EXERCISE OBJECTIVE: Copy every line of the listing that holds the string "Figure".
--- START RAW RECORDS ---
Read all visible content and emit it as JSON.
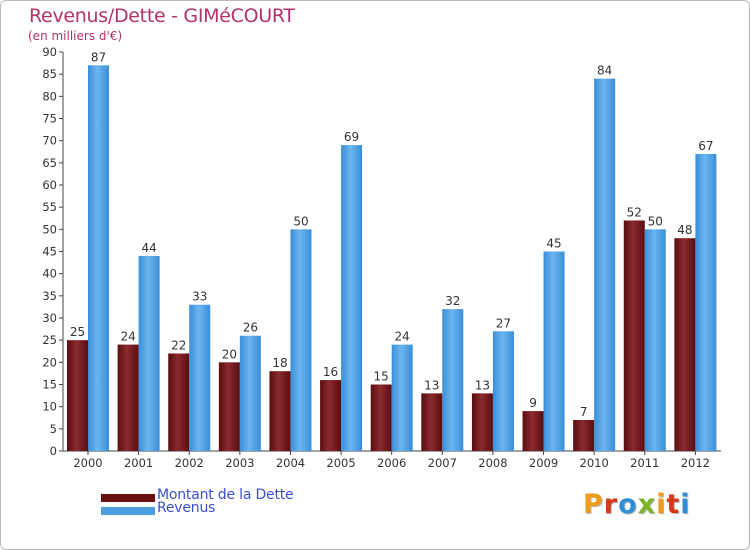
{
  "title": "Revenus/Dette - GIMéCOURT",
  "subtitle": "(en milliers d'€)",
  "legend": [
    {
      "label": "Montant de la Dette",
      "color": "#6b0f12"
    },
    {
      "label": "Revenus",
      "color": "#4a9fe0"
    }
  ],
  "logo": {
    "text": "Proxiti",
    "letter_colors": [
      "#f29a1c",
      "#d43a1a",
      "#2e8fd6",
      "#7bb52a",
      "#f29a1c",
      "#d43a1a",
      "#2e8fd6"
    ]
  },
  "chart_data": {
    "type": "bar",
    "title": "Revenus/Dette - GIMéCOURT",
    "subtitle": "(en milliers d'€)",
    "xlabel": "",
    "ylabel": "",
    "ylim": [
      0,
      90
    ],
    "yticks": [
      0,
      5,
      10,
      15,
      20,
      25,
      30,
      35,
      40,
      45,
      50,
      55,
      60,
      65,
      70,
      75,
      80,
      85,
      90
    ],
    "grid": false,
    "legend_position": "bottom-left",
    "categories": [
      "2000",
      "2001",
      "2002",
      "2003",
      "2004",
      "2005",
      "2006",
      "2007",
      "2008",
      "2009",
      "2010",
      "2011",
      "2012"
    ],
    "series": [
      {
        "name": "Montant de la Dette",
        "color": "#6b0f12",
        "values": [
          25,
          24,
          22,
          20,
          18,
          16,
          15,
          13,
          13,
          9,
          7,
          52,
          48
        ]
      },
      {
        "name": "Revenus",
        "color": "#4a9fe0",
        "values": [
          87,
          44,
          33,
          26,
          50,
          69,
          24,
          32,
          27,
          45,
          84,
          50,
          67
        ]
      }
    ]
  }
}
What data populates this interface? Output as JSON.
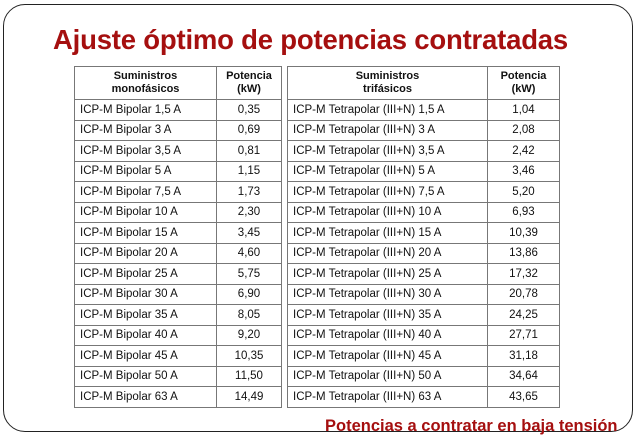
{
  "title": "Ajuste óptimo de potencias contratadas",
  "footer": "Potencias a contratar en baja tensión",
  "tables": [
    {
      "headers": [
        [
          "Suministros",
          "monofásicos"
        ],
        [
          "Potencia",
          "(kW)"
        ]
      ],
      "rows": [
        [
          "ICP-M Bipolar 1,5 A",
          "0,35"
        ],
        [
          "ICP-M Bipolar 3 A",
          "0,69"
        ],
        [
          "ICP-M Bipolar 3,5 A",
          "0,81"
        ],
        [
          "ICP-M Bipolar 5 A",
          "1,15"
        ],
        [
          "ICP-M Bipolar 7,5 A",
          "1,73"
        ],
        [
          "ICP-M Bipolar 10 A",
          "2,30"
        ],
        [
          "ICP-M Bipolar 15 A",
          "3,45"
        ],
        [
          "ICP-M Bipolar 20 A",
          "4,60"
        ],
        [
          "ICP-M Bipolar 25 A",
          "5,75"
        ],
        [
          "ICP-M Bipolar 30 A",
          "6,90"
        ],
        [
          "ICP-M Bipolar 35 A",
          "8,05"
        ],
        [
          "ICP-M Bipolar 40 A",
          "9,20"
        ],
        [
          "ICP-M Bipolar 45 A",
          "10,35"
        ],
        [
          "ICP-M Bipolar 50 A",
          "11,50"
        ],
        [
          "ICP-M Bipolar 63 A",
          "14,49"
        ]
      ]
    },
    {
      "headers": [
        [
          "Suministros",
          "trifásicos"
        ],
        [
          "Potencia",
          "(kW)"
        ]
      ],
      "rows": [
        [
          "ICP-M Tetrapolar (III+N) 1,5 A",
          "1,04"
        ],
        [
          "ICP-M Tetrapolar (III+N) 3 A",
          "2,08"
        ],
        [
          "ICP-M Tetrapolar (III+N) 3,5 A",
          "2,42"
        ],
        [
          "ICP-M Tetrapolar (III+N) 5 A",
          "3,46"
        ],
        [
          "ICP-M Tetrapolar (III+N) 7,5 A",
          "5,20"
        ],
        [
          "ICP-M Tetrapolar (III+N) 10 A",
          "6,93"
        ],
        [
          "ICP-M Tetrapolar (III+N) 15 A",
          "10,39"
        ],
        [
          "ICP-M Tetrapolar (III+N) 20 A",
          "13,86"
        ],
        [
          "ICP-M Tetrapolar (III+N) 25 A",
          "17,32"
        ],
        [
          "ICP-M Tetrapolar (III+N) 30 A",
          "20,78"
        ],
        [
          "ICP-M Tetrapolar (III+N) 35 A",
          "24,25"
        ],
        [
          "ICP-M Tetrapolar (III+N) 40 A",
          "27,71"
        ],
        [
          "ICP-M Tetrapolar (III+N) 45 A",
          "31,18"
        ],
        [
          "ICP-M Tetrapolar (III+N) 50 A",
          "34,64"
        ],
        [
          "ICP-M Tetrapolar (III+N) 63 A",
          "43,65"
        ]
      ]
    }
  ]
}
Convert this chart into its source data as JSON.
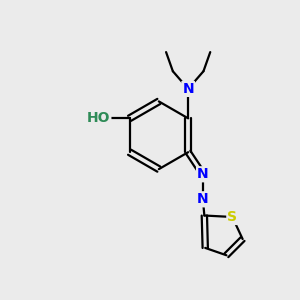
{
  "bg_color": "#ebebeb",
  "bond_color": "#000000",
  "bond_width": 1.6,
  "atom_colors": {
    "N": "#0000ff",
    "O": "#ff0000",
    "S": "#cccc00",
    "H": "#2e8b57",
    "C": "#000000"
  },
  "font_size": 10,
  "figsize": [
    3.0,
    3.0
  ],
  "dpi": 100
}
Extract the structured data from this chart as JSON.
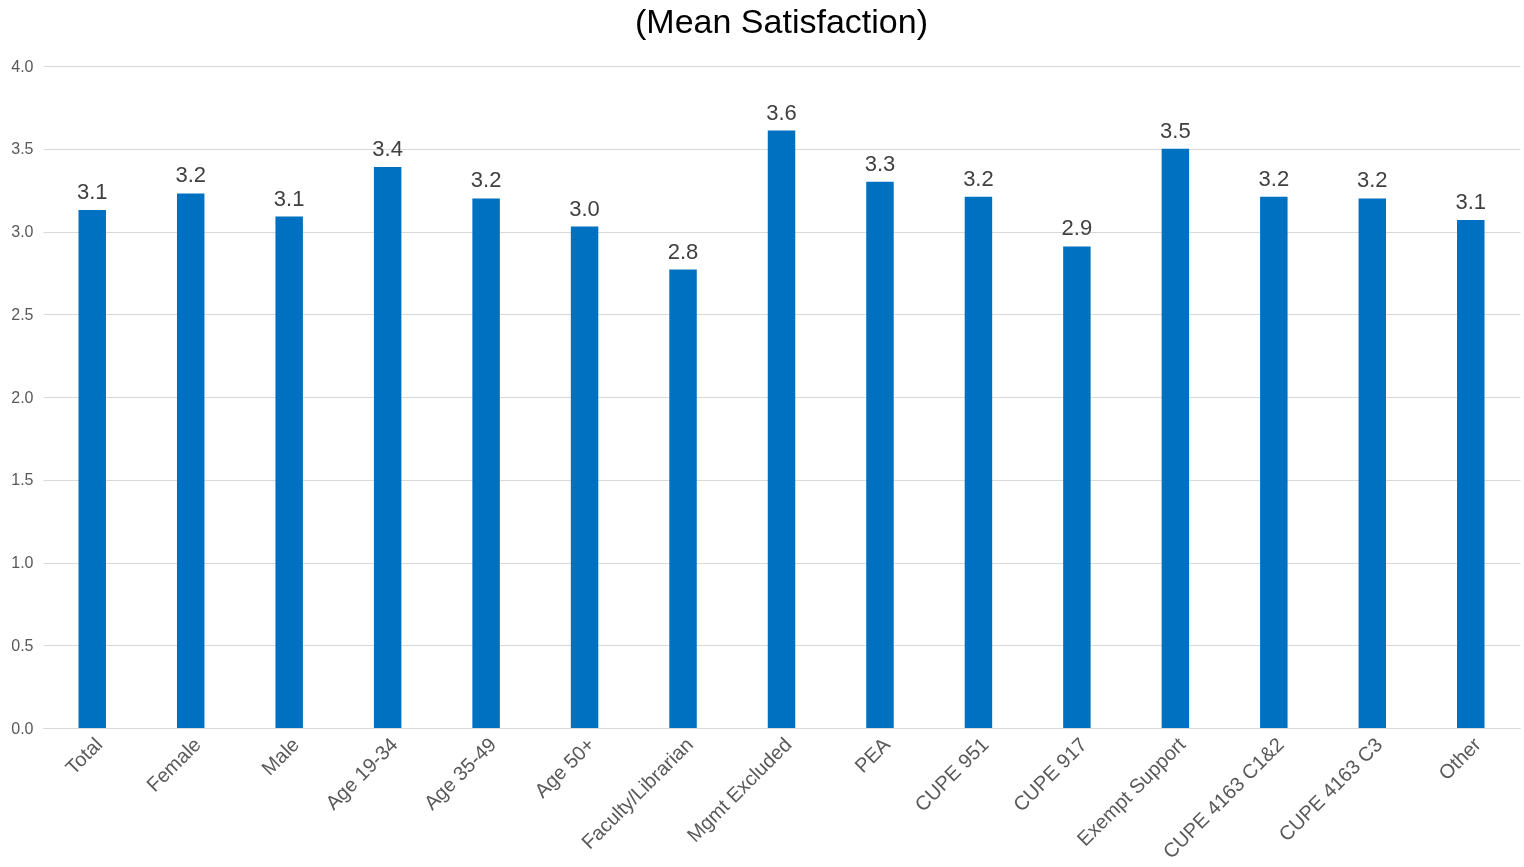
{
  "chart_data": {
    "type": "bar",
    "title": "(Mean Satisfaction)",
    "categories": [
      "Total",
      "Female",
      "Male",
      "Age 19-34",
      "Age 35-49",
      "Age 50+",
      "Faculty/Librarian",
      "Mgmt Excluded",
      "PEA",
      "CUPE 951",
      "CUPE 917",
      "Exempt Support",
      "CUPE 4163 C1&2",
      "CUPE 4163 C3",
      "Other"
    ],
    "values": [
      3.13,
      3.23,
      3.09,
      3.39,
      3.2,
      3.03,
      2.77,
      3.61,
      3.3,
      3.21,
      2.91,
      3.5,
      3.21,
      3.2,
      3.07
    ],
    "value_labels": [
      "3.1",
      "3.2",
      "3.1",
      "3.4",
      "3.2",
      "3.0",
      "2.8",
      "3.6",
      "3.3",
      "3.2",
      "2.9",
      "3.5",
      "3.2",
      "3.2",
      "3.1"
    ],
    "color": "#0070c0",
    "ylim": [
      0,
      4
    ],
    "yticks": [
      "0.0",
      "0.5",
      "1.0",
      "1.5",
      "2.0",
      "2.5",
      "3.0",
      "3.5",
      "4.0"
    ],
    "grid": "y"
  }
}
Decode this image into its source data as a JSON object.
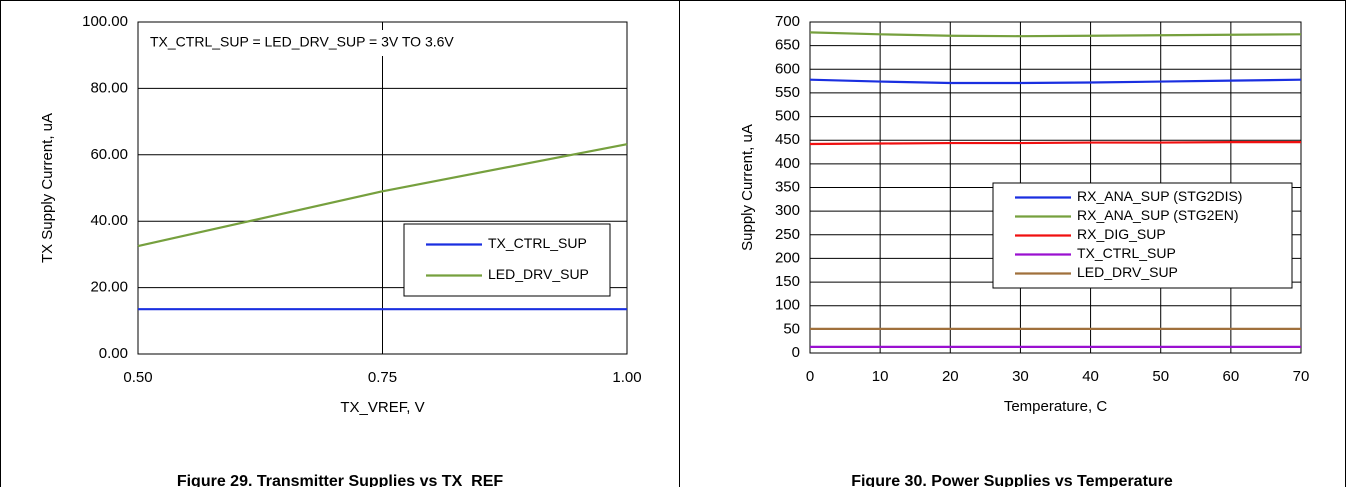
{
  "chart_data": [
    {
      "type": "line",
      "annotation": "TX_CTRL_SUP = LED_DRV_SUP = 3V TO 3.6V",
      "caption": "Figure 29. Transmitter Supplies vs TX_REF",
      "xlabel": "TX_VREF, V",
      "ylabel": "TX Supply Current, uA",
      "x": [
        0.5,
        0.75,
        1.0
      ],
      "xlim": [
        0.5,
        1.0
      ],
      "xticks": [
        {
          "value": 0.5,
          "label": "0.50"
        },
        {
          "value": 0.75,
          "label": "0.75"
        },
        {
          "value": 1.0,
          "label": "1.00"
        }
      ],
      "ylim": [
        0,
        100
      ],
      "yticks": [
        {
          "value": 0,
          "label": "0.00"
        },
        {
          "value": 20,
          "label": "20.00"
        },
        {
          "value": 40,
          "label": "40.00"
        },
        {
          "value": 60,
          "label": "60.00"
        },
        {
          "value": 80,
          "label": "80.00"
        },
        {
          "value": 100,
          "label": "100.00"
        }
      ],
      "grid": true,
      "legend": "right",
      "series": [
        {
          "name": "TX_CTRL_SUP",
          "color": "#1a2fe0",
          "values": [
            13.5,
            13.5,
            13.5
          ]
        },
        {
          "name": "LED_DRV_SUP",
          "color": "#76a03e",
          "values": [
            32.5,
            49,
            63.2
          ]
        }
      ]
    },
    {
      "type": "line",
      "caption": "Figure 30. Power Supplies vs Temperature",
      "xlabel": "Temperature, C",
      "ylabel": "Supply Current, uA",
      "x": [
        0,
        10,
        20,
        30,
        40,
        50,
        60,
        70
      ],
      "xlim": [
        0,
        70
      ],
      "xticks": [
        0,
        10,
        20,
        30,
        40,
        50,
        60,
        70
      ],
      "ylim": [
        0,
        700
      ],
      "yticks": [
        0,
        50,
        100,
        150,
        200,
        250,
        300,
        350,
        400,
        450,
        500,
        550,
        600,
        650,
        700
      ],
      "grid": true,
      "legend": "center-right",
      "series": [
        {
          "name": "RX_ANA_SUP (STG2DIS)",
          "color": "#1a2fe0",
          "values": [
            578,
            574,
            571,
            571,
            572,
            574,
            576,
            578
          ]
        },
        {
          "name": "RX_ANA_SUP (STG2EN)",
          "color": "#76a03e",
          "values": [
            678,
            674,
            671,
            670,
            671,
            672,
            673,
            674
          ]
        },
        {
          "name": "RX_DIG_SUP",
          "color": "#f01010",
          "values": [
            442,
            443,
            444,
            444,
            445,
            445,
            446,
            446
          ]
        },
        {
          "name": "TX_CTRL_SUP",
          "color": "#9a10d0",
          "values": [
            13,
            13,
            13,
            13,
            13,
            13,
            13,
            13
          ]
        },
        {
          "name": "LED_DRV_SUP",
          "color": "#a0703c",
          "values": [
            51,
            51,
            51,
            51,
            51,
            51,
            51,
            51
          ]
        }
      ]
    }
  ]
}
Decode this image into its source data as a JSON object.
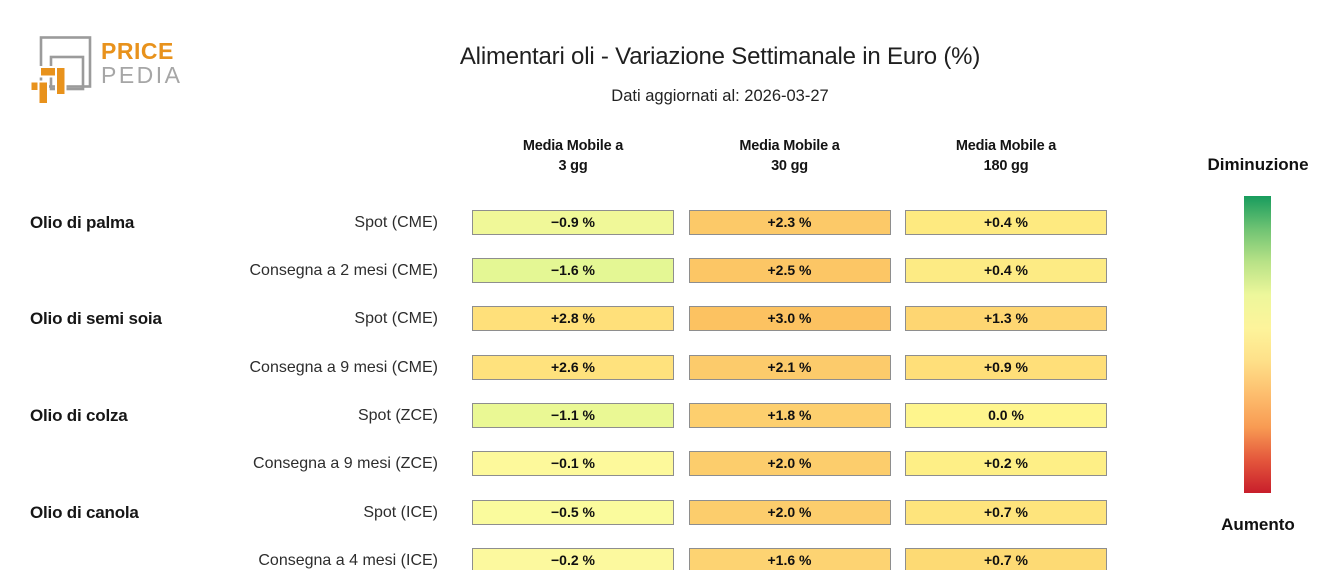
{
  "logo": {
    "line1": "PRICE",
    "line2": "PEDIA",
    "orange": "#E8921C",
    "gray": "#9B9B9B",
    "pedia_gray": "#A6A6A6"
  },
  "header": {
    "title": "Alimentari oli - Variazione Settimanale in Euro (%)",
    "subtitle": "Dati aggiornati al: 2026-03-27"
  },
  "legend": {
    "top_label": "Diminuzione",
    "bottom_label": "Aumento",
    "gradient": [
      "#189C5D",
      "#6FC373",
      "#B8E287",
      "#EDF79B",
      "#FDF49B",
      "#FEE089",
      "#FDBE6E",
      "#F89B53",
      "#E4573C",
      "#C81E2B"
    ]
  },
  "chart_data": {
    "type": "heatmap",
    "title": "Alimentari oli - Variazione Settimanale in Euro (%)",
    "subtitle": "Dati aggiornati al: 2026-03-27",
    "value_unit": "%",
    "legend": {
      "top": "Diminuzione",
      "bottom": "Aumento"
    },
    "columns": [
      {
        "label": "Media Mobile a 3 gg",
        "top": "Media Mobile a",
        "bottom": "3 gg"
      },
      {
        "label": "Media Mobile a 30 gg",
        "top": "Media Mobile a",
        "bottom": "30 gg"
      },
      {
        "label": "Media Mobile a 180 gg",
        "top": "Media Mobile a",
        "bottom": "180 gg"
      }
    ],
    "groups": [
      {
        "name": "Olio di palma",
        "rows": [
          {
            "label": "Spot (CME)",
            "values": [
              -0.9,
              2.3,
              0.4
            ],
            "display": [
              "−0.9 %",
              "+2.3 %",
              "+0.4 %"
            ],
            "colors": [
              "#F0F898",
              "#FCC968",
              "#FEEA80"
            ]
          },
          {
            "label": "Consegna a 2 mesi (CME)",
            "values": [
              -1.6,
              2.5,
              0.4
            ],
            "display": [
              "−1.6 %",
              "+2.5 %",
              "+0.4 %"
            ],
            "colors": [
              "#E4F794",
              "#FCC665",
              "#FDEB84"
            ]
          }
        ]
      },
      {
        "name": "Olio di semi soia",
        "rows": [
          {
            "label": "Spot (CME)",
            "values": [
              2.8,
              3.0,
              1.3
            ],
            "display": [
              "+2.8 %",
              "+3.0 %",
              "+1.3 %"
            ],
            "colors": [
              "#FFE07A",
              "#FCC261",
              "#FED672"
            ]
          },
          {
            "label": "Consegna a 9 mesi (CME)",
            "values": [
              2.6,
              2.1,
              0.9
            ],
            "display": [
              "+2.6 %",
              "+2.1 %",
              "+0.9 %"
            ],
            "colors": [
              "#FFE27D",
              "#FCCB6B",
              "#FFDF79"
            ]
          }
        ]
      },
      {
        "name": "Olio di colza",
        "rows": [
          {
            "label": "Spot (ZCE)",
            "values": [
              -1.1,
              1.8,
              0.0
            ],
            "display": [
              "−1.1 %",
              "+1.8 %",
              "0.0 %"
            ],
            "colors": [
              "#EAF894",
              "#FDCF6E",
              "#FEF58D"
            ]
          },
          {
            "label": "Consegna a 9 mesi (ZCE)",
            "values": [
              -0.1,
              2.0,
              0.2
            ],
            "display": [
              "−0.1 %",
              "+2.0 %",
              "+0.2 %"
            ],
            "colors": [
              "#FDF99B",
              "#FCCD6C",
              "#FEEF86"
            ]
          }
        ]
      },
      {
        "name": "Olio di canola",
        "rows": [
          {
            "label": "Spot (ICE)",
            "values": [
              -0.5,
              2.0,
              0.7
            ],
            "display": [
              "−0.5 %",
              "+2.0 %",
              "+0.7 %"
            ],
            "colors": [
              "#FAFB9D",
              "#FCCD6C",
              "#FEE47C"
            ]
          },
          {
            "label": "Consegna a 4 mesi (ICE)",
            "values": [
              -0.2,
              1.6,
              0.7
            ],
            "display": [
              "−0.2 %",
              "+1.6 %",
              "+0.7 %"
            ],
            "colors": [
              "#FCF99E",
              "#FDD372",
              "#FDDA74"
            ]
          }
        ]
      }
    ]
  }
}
--- END RAW RECORDS ---
ANSWER BELOW:
      "caption": "Figure 29. Transmitter Supplies vs TX_REF",
      "caption": "Figure 30. Power Supplies vs Temperature",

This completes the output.